Stored data entries:
——
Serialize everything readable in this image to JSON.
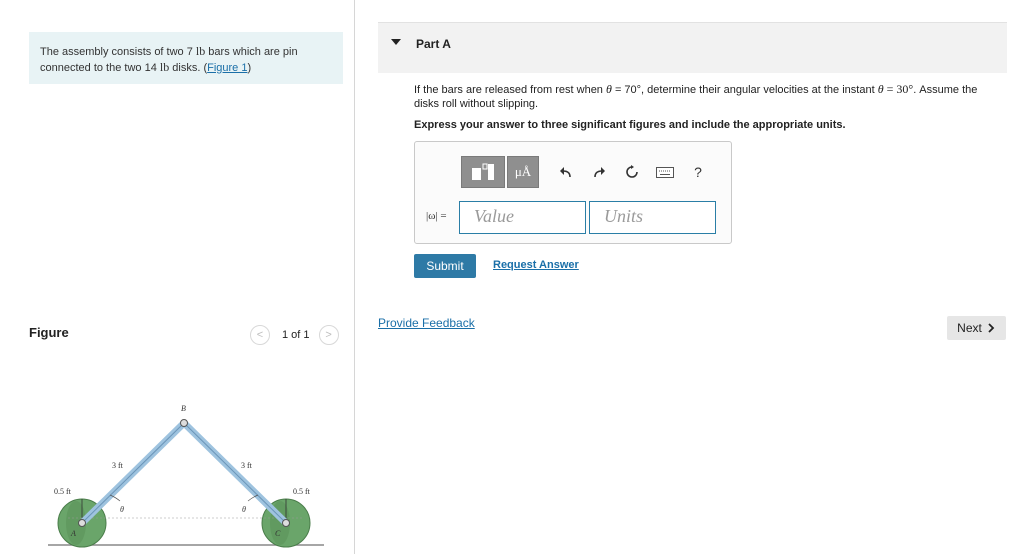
{
  "intro": {
    "text_1": "The assembly consists of two 7 ",
    "unit_1": "lb",
    "text_2": " bars which are pin connected to the two 14 ",
    "unit_2": "lb",
    "text_3": " disks. (",
    "figure_link": "Figure 1",
    "text_4": ")"
  },
  "figure_panel": {
    "title": "Figure",
    "pager_prev": "<",
    "pager_text": "1 of 1",
    "pager_next": ">"
  },
  "figure": {
    "label_b": "B",
    "label_a": "A",
    "label_c": "C",
    "bar_left_length": "3 ft",
    "bar_right_length": "3 ft",
    "radius_left": "0.5 ft",
    "radius_right": "0.5 ft",
    "theta_left": "θ",
    "theta_right": "θ"
  },
  "part": {
    "title": "Part A"
  },
  "question": {
    "q1": "If the bars are released from rest when ",
    "theta": "θ",
    "q2": " = 70°, determine their angular velocities at the instant ",
    "theta2": "θ",
    "q3": " = 30°",
    "q4": ". Assume the disks roll without slipping.",
    "instruction": "Express your answer to three significant figures and include the appropriate units."
  },
  "answer": {
    "label": "|ω| =",
    "value_placeholder": "Value",
    "units_placeholder": "Units",
    "toolbar_mu": "μÅ",
    "help": "?"
  },
  "actions": {
    "submit": "Submit",
    "request": "Request Answer",
    "feedback": "Provide Feedback",
    "next": "Next"
  },
  "colors": {
    "accent": "#2e7aa6",
    "link": "#1a6fa8",
    "intro_bg": "#e8f3f5",
    "bar": "#8fb8d8",
    "disk": "#6aa56a"
  }
}
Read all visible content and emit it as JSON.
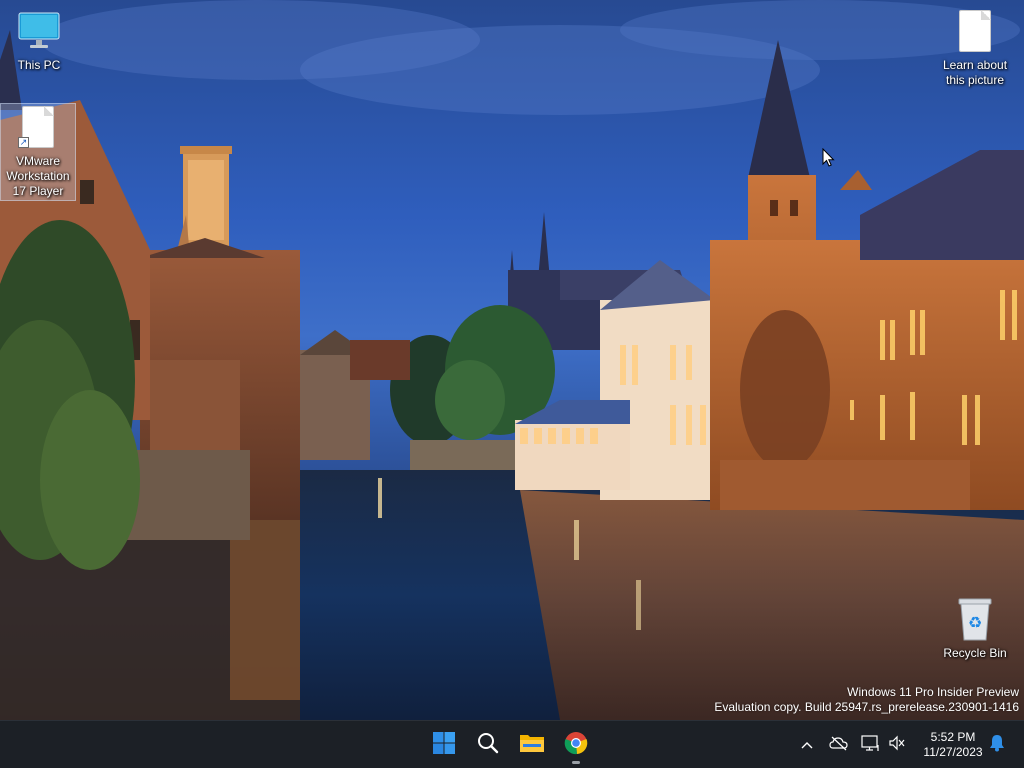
——
TO BE DONE –
Pictures don't belong in the copy. Transcribe every record exactly as it appears.

SOLUTION –
Serialize everything readable in this image to JSON.
{
  "intro": {
    "text_1": "The assembly consists of two 7 ",
    "unit_1": "lb",
    "text_2": " bars which are pin connected to the two 14 ",
    "unit_2": "lb",
    "text_3": " disks. (",
    "figure_link": "Figure 1",
    "text_4": ")"
  },
  "figure_panel": {
    "title": "Figure",
    "pager_prev": "<",
    "pager_text": "1 of 1",
    "pager_next": ">"
  },
  "figure": {
    "label_b": "B",
    "label_a": "A",
    "label_c": "C",
    "bar_left_length": "3 ft",
    "bar_right_length": "3 ft",
    "radius_left": "0.5 ft",
    "radius_right": "0.5 ft",
    "theta_left": "θ",
    "theta_right": "θ"
  },
  "part": {
    "title": "Part A"
  },
  "question": {
    "q1": "If the bars are released from rest when ",
    "theta": "θ",
    "q2": " = 70°, determine their angular velocities at the instant ",
    "theta2": "θ",
    "q3": " = 30°",
    "q4": ". Assume the disks roll without slipping.",
    "instruction": "Express your answer to three significant figures and include the appropriate units."
  },
  "answer": {
    "label": "|ω| =",
    "value_placeholder": "Value",
    "units_placeholder": "Units",
    "toolbar_mu": "μÅ",
    "help": "?"
  },
  "actions": {
    "submit": "Submit",
    "request": "Request Answer",
    "feedback": "Provide Feedback",
    "next": "Next"
  },
  "colors": {
    "accent": "#2e7aa6",
    "link": "#1a6fa8",
    "intro_bg": "#e8f3f5",
    "bar": "#8fb8d8",
    "disk": "#6aa56a"
  }
}
Read all visible content and emit it as JSON.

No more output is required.